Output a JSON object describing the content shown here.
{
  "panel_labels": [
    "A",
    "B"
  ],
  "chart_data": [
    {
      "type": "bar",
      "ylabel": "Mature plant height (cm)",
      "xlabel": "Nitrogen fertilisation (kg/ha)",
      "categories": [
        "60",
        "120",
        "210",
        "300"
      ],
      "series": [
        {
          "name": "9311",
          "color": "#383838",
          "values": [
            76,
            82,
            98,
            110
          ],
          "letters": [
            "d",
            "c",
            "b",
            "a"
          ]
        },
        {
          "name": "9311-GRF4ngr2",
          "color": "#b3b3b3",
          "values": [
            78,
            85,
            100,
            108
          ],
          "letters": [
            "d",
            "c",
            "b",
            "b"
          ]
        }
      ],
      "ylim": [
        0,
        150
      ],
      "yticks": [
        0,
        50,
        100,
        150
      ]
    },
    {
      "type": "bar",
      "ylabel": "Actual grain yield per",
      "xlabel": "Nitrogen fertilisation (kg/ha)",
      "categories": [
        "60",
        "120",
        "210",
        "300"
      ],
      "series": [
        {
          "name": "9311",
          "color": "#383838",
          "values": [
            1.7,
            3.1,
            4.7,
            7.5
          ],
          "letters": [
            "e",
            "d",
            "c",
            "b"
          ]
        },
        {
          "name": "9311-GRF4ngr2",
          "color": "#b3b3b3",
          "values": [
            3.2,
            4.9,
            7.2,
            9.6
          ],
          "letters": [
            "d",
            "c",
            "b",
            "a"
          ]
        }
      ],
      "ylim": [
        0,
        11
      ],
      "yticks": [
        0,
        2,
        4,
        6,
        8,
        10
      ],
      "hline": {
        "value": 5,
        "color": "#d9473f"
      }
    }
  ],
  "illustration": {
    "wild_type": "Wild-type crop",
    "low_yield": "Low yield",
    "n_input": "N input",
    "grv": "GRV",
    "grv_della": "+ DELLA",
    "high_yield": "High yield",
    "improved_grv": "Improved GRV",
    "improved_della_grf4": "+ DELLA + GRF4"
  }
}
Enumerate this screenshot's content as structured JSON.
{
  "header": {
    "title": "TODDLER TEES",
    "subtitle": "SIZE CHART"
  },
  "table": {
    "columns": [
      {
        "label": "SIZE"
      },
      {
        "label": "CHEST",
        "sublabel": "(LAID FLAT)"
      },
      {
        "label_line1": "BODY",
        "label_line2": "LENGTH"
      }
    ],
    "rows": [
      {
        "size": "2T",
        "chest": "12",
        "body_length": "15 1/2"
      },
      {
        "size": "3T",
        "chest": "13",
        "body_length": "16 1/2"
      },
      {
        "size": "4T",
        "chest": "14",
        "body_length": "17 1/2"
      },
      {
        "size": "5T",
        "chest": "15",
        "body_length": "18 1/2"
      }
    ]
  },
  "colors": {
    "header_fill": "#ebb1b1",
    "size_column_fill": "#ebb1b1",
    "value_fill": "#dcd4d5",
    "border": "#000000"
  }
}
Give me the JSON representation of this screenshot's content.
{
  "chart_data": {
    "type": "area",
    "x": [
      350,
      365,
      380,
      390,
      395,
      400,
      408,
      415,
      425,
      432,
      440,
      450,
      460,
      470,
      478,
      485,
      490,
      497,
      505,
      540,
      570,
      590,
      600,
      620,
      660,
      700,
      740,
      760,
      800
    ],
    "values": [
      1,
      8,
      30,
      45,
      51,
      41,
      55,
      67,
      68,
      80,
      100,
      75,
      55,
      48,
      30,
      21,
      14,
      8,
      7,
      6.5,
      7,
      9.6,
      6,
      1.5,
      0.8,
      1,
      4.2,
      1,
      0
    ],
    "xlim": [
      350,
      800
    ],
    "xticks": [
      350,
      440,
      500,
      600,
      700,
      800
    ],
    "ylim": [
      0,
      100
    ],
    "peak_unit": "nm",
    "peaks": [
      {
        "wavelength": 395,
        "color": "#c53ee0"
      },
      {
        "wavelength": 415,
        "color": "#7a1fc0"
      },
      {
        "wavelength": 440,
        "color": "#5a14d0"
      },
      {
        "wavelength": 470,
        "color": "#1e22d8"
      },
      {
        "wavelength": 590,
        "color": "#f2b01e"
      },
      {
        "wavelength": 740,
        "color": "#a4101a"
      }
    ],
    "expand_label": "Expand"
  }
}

_GIVEN TASK_. Reproduce each entry word for word.

_RESULT FOR THIS TASK_.
Output a JSON object describing the content shown here.
{
  "panel_labels": [
    "A",
    "B"
  ],
  "chart_data": [
    {
      "type": "bar",
      "ylabel": "Mature plant height (cm)",
      "xlabel": "Nitrogen fertilisation (kg/ha)",
      "categories": [
        "60",
        "120",
        "210",
        "300"
      ],
      "series": [
        {
          "name": "9311",
          "color": "#383838",
          "values": [
            76,
            82,
            98,
            110
          ],
          "letters": [
            "d",
            "c",
            "b",
            "a"
          ]
        },
        {
          "name": "9311-GRF4ngr2",
          "color": "#b3b3b3",
          "values": [
            78,
            85,
            100,
            108
          ],
          "letters": [
            "d",
            "c",
            "b",
            "b"
          ]
        }
      ],
      "ylim": [
        0,
        150
      ],
      "yticks": [
        0,
        50,
        100,
        150
      ]
    },
    {
      "type": "bar",
      "ylabel": "Actual grain yield per",
      "xlabel": "Nitrogen fertilisation (kg/ha)",
      "categories": [
        "60",
        "120",
        "210",
        "300"
      ],
      "series": [
        {
          "name": "9311",
          "color": "#383838",
          "values": [
            1.7,
            3.1,
            4.7,
            7.5
          ],
          "letters": [
            "e",
            "d",
            "c",
            "b"
          ]
        },
        {
          "name": "9311-GRF4ngr2",
          "color": "#b3b3b3",
          "values": [
            3.2,
            4.9,
            7.2,
            9.6
          ],
          "letters": [
            "d",
            "c",
            "b",
            "a"
          ]
        }
      ],
      "ylim": [
        0,
        11
      ],
      "yticks": [
        0,
        2,
        4,
        6,
        8,
        10
      ],
      "hline": {
        "value": 5,
        "color": "#d9473f"
      }
    }
  ],
  "illustration": {
    "wild_type": "Wild-type crop",
    "low_yield": "Low yield",
    "n_input": "N input",
    "grv": "GRV",
    "grv_della": "+ DELLA",
    "high_yield": "High yield",
    "improved_grv": "Improved GRV",
    "improved_della_grf4": "+ DELLA + GRF4"
  }
}
Enumerate this screenshot's content as structured JSON.
{
  "header": {
    "title": "TODDLER TEES",
    "subtitle": "SIZE CHART"
  },
  "table": {
    "columns": [
      {
        "label": "SIZE"
      },
      {
        "label": "CHEST",
        "sublabel": "(LAID FLAT)"
      },
      {
        "label_line1": "BODY",
        "label_line2": "LENGTH"
      }
    ],
    "rows": [
      {
        "size": "2T",
        "chest": "12",
        "body_length": "15 1/2"
      },
      {
        "size": "3T",
        "chest": "13",
        "body_length": "16 1/2"
      },
      {
        "size": "4T",
        "chest": "14",
        "body_length": "17 1/2"
      },
      {
        "size": "5T",
        "chest": "15",
        "body_length": "18 1/2"
      }
    ]
  },
  "colors": {
    "header_fill": "#ebb1b1",
    "size_column_fill": "#ebb1b1",
    "value_fill": "#dcd4d5",
    "border": "#000000"
  }
}
Give me the JSON representation of this screenshot's content.
{
  "chart_data": {
    "type": "area",
    "x": [
      350,
      365,
      380,
      390,
      395,
      400,
      408,
      415,
      425,
      432,
      440,
      450,
      460,
      470,
      478,
      485,
      490,
      497,
      505,
      540,
      570,
      590,
      600,
      620,
      660,
      700,
      740,
      760,
      800
    ],
    "values": [
      1,
      8,
      30,
      45,
      51,
      41,
      55,
      67,
      68,
      80,
      100,
      75,
      55,
      48,
      30,
      21,
      14,
      8,
      7,
      6.5,
      7,
      9.6,
      6,
      1.5,
      0.8,
      1,
      4.2,
      1,
      0
    ],
    "xlim": [
      350,
      800
    ],
    "xticks": [
      350,
      440,
      500,
      600,
      700,
      800
    ],
    "ylim": [
      0,
      100
    ],
    "peak_unit": "nm",
    "peaks": [
      {
        "wavelength": 395,
        "color": "#c53ee0"
      },
      {
        "wavelength": 415,
        "color": "#7a1fc0"
      },
      {
        "wavelength": 440,
        "color": "#5a14d0"
      },
      {
        "wavelength": 470,
        "color": "#1e22d8"
      },
      {
        "wavelength": 590,
        "color": "#f2b01e"
      },
      {
        "wavelength": 740,
        "color": "#a4101a"
      }
    ],
    "expand_label": "Expand"
  }
}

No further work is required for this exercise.